Brief: Please print all of the material below, word for word.

The records:
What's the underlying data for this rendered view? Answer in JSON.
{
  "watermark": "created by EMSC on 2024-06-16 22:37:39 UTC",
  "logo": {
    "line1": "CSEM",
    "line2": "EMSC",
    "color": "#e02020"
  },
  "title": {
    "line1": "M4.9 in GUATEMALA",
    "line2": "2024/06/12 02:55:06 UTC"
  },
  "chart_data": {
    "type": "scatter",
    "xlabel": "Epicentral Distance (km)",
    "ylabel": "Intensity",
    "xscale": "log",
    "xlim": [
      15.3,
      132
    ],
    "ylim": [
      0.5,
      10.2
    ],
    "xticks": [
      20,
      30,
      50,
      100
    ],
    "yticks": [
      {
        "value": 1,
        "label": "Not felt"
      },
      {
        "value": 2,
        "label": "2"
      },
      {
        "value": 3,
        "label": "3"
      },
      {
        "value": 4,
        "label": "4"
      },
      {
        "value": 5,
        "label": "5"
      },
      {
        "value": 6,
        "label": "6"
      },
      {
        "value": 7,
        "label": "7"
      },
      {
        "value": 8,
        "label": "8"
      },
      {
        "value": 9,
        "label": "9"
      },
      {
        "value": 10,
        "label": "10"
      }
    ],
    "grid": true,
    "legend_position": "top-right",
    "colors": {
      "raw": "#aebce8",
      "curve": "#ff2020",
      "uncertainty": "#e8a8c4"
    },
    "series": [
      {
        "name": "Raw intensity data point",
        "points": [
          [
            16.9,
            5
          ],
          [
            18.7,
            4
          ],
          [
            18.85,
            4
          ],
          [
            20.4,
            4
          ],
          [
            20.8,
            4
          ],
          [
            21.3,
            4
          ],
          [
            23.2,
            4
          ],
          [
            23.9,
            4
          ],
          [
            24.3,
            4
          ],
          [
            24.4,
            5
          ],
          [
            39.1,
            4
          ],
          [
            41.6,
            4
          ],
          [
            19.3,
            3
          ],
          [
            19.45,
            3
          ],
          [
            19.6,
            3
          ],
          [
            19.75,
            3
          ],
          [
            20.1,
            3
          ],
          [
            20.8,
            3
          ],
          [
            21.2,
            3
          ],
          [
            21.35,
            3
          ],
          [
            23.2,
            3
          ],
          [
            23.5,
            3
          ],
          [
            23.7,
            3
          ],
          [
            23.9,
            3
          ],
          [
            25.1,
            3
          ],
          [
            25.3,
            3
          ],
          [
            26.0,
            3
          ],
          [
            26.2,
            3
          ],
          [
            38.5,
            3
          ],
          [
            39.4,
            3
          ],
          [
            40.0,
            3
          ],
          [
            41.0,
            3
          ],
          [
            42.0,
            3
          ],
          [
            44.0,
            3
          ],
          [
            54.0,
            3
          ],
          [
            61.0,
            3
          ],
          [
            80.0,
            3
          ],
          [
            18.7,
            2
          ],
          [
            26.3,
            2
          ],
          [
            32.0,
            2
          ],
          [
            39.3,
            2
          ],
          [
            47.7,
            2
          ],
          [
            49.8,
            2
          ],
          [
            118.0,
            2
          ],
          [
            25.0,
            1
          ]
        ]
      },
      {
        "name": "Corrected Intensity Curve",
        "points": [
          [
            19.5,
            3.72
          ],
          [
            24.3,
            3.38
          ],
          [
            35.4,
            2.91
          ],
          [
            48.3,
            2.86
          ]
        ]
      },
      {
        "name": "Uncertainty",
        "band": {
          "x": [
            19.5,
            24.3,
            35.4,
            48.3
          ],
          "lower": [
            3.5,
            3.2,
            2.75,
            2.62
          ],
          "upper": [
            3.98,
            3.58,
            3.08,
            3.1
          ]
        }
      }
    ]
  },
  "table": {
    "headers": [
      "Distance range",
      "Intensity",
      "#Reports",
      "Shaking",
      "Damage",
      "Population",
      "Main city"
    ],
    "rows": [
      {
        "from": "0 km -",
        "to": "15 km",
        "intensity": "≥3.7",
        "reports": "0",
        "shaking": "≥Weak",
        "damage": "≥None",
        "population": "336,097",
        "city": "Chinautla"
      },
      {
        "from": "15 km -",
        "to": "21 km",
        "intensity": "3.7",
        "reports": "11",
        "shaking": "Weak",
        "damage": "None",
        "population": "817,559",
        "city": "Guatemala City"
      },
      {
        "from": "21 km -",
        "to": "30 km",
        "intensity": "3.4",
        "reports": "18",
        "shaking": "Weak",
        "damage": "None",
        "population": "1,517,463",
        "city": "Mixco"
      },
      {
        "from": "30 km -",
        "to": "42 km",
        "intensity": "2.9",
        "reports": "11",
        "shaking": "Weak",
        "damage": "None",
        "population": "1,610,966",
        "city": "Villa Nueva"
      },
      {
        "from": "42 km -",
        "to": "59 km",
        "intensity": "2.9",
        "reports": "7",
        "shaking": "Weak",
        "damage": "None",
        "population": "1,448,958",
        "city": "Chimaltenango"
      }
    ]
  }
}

Output below:
What's the underlying data for this rendered view? Answer in JSON.
{
  "watermark": "created by EMSC on 2024-06-16 22:37:39 UTC",
  "logo": {
    "line1": "CSEM",
    "line2": "EMSC",
    "color": "#e02020"
  },
  "title": {
    "line1": "M4.9 in GUATEMALA",
    "line2": "2024/06/12 02:55:06 UTC"
  },
  "chart_data": {
    "type": "scatter",
    "xlabel": "Epicentral Distance (km)",
    "ylabel": "Intensity",
    "xscale": "log",
    "xlim": [
      15.3,
      132
    ],
    "ylim": [
      0.5,
      10.2
    ],
    "xticks": [
      20,
      30,
      50,
      100
    ],
    "yticks": [
      {
        "value": 1,
        "label": "Not felt"
      },
      {
        "value": 2,
        "label": "2"
      },
      {
        "value": 3,
        "label": "3"
      },
      {
        "value": 4,
        "label": "4"
      },
      {
        "value": 5,
        "label": "5"
      },
      {
        "value": 6,
        "label": "6"
      },
      {
        "value": 7,
        "label": "7"
      },
      {
        "value": 8,
        "label": "8"
      },
      {
        "value": 9,
        "label": "9"
      },
      {
        "value": 10,
        "label": "10"
      }
    ],
    "grid": true,
    "legend_position": "top-right",
    "colors": {
      "raw": "#aebce8",
      "curve": "#ff2020",
      "uncertainty": "#e8a8c4"
    },
    "series": [
      {
        "name": "Raw intensity data point",
        "points": [
          [
            16.9,
            5
          ],
          [
            18.7,
            4
          ],
          [
            18.85,
            4
          ],
          [
            20.4,
            4
          ],
          [
            20.8,
            4
          ],
          [
            21.3,
            4
          ],
          [
            23.2,
            4
          ],
          [
            23.9,
            4
          ],
          [
            24.3,
            4
          ],
          [
            24.4,
            5
          ],
          [
            39.1,
            4
          ],
          [
            41.6,
            4
          ],
          [
            19.3,
            3
          ],
          [
            19.45,
            3
          ],
          [
            19.6,
            3
          ],
          [
            19.75,
            3
          ],
          [
            20.1,
            3
          ],
          [
            20.8,
            3
          ],
          [
            21.2,
            3
          ],
          [
            21.35,
            3
          ],
          [
            23.2,
            3
          ],
          [
            23.5,
            3
          ],
          [
            23.7,
            3
          ],
          [
            23.9,
            3
          ],
          [
            25.1,
            3
          ],
          [
            25.3,
            3
          ],
          [
            26.0,
            3
          ],
          [
            26.2,
            3
          ],
          [
            38.5,
            3
          ],
          [
            39.4,
            3
          ],
          [
            40.0,
            3
          ],
          [
            41.0,
            3
          ],
          [
            42.0,
            3
          ],
          [
            44.0,
            3
          ],
          [
            54.0,
            3
          ],
          [
            61.0,
            3
          ],
          [
            80.0,
            3
          ],
          [
            18.7,
            2
          ],
          [
            26.3,
            2
          ],
          [
            32.0,
            2
          ],
          [
            39.3,
            2
          ],
          [
            47.7,
            2
          ],
          [
            49.8,
            2
          ],
          [
            118.0,
            2
          ],
          [
            25.0,
            1
          ]
        ]
      },
      {
        "name": "Corrected Intensity Curve",
        "points": [
          [
            19.5,
            3.72
          ],
          [
            24.3,
            3.38
          ],
          [
            35.4,
            2.91
          ],
          [
            48.3,
            2.86
          ]
        ]
      },
      {
        "name": "Uncertainty",
        "band": {
          "x": [
            19.5,
            24.3,
            35.4,
            48.3
          ],
          "lower": [
            3.5,
            3.2,
            2.75,
            2.62
          ],
          "upper": [
            3.98,
            3.58,
            3.08,
            3.1
          ]
        }
      }
    ]
  },
  "table": {
    "headers": [
      "Distance range",
      "Intensity",
      "#Reports",
      "Shaking",
      "Damage",
      "Population",
      "Main city"
    ],
    "rows": [
      {
        "from": "0 km -",
        "to": "15 km",
        "intensity": "≥3.7",
        "reports": "0",
        "shaking": "≥Weak",
        "damage": "≥None",
        "population": "336,097",
        "city": "Chinautla"
      },
      {
        "from": "15 km -",
        "to": "21 km",
        "intensity": "3.7",
        "reports": "11",
        "shaking": "Weak",
        "damage": "None",
        "population": "817,559",
        "city": "Guatemala City"
      },
      {
        "from": "21 km -",
        "to": "30 km",
        "intensity": "3.4",
        "reports": "18",
        "shaking": "Weak",
        "damage": "None",
        "population": "1,517,463",
        "city": "Mixco"
      },
      {
        "from": "30 km -",
        "to": "42 km",
        "intensity": "2.9",
        "reports": "11",
        "shaking": "Weak",
        "damage": "None",
        "population": "1,610,966",
        "city": "Villa Nueva"
      },
      {
        "from": "42 km -",
        "to": "59 km",
        "intensity": "2.9",
        "reports": "7",
        "shaking": "Weak",
        "damage": "None",
        "population": "1,448,958",
        "city": "Chimaltenango"
      }
    ]
  }
}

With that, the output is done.